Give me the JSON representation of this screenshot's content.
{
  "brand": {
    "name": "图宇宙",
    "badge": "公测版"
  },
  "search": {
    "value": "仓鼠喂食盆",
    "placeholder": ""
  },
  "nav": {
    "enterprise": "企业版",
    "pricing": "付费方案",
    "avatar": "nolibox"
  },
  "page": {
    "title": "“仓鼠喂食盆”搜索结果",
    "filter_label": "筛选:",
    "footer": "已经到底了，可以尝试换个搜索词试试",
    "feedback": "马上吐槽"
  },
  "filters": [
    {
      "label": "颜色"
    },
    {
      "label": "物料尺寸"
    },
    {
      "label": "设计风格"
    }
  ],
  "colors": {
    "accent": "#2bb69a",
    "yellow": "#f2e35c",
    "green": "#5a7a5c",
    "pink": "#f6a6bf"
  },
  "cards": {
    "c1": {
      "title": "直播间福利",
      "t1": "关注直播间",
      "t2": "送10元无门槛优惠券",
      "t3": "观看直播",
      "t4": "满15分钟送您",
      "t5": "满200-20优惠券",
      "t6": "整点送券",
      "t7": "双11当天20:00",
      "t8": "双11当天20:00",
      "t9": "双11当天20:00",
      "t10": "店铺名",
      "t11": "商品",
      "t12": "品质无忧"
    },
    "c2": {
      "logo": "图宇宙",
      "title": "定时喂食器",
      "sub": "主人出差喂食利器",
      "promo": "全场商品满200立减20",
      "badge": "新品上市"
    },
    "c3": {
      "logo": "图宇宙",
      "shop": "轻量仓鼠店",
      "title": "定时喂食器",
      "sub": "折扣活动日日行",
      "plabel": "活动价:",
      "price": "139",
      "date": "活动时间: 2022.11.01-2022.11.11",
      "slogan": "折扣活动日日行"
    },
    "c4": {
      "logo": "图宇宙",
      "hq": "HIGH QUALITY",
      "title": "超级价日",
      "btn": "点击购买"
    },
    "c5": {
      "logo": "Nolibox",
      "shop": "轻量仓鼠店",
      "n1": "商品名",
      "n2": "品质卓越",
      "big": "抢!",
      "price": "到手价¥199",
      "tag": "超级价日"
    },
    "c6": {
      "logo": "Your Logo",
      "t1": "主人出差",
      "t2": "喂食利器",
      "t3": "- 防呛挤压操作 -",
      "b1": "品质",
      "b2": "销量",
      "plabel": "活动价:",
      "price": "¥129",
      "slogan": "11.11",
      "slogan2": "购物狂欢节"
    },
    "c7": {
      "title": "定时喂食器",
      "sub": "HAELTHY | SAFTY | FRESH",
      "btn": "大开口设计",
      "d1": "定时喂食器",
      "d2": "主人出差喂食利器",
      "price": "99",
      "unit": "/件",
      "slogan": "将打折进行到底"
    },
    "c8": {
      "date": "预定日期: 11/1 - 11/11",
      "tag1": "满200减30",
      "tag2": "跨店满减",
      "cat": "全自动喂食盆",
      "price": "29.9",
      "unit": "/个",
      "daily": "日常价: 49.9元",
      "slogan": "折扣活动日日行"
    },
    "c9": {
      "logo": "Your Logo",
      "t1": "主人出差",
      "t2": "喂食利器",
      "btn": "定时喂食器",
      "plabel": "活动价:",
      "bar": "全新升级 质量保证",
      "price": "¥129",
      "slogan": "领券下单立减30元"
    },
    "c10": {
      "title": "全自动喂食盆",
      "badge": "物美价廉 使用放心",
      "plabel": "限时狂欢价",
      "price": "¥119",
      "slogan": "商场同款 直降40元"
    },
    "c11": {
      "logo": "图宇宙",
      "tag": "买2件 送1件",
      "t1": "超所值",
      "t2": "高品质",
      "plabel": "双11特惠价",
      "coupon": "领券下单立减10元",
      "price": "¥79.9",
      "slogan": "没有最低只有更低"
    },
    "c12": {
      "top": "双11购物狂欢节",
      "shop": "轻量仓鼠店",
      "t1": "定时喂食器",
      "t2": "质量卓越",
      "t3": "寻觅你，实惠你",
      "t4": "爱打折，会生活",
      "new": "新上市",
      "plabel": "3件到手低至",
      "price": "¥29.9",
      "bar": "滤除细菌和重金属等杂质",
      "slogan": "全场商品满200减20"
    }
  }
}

● THE EXERCISE: Quote all of the entries exactly as they appear.

● OUTPUT:
Give me the JSON representation of this screenshot's content.
{
  "brand": {
    "name": "图宇宙",
    "badge": "公测版"
  },
  "search": {
    "value": "仓鼠喂食盆",
    "placeholder": ""
  },
  "nav": {
    "enterprise": "企业版",
    "pricing": "付费方案",
    "avatar": "nolibox"
  },
  "page": {
    "title": "“仓鼠喂食盆”搜索结果",
    "filter_label": "筛选:",
    "footer": "已经到底了，可以尝试换个搜索词试试",
    "feedback": "马上吐槽"
  },
  "filters": [
    {
      "label": "颜色"
    },
    {
      "label": "物料尺寸"
    },
    {
      "label": "设计风格"
    }
  ],
  "colors": {
    "accent": "#2bb69a",
    "yellow": "#f2e35c",
    "green": "#5a7a5c",
    "pink": "#f6a6bf"
  },
  "cards": {
    "c1": {
      "title": "直播间福利",
      "t1": "关注直播间",
      "t2": "送10元无门槛优惠券",
      "t3": "观看直播",
      "t4": "满15分钟送您",
      "t5": "满200-20优惠券",
      "t6": "整点送券",
      "t7": "双11当天20:00",
      "t8": "双11当天20:00",
      "t9": "双11当天20:00",
      "t10": "店铺名",
      "t11": "商品",
      "t12": "品质无忧"
    },
    "c2": {
      "logo": "图宇宙",
      "title": "定时喂食器",
      "sub": "主人出差喂食利器",
      "promo": "全场商品满200立减20",
      "badge": "新品上市"
    },
    "c3": {
      "logo": "图宇宙",
      "shop": "轻量仓鼠店",
      "title": "定时喂食器",
      "sub": "折扣活动日日行",
      "plabel": "活动价:",
      "price": "139",
      "date": "活动时间: 2022.11.01-2022.11.11",
      "slogan": "折扣活动日日行"
    },
    "c4": {
      "logo": "图宇宙",
      "hq": "HIGH QUALITY",
      "title": "超级价日",
      "btn": "点击购买"
    },
    "c5": {
      "logo": "Nolibox",
      "shop": "轻量仓鼠店",
      "n1": "商品名",
      "n2": "品质卓越",
      "big": "抢!",
      "price": "到手价¥199",
      "tag": "超级价日"
    },
    "c6": {
      "logo": "Your Logo",
      "t1": "主人出差",
      "t2": "喂食利器",
      "t3": "- 防呛挤压操作 -",
      "b1": "品质",
      "b2": "销量",
      "plabel": "活动价:",
      "price": "¥129",
      "slogan": "11.11",
      "slogan2": "购物狂欢节"
    },
    "c7": {
      "title": "定时喂食器",
      "sub": "HAELTHY | SAFTY | FRESH",
      "btn": "大开口设计",
      "d1": "定时喂食器",
      "d2": "主人出差喂食利器",
      "price": "99",
      "unit": "/件",
      "slogan": "将打折进行到底"
    },
    "c8": {
      "date": "预定日期: 11/1 - 11/11",
      "tag1": "满200减30",
      "tag2": "跨店满减",
      "cat": "全自动喂食盆",
      "price": "29.9",
      "unit": "/个",
      "daily": "日常价: 49.9元",
      "slogan": "折扣活动日日行"
    },
    "c9": {
      "logo": "Your Logo",
      "t1": "主人出差",
      "t2": "喂食利器",
      "btn": "定时喂食器",
      "plabel": "活动价:",
      "bar": "全新升级 质量保证",
      "price": "¥129",
      "slogan": "领券下单立减30元"
    },
    "c10": {
      "title": "全自动喂食盆",
      "badge": "物美价廉 使用放心",
      "plabel": "限时狂欢价",
      "price": "¥119",
      "slogan": "商场同款 直降40元"
    },
    "c11": {
      "logo": "图宇宙",
      "tag": "买2件 送1件",
      "t1": "超所值",
      "t2": "高品质",
      "plabel": "双11特惠价",
      "coupon": "领券下单立减10元",
      "price": "¥79.9",
      "slogan": "没有最低只有更低"
    },
    "c12": {
      "top": "双11购物狂欢节",
      "shop": "轻量仓鼠店",
      "t1": "定时喂食器",
      "t2": "质量卓越",
      "t3": "寻觅你，实惠你",
      "t4": "爱打折，会生活",
      "new": "新上市",
      "plabel": "3件到手低至",
      "price": "¥29.9",
      "bar": "滤除细菌和重金属等杂质",
      "slogan": "全场商品满200减20"
    }
  }
}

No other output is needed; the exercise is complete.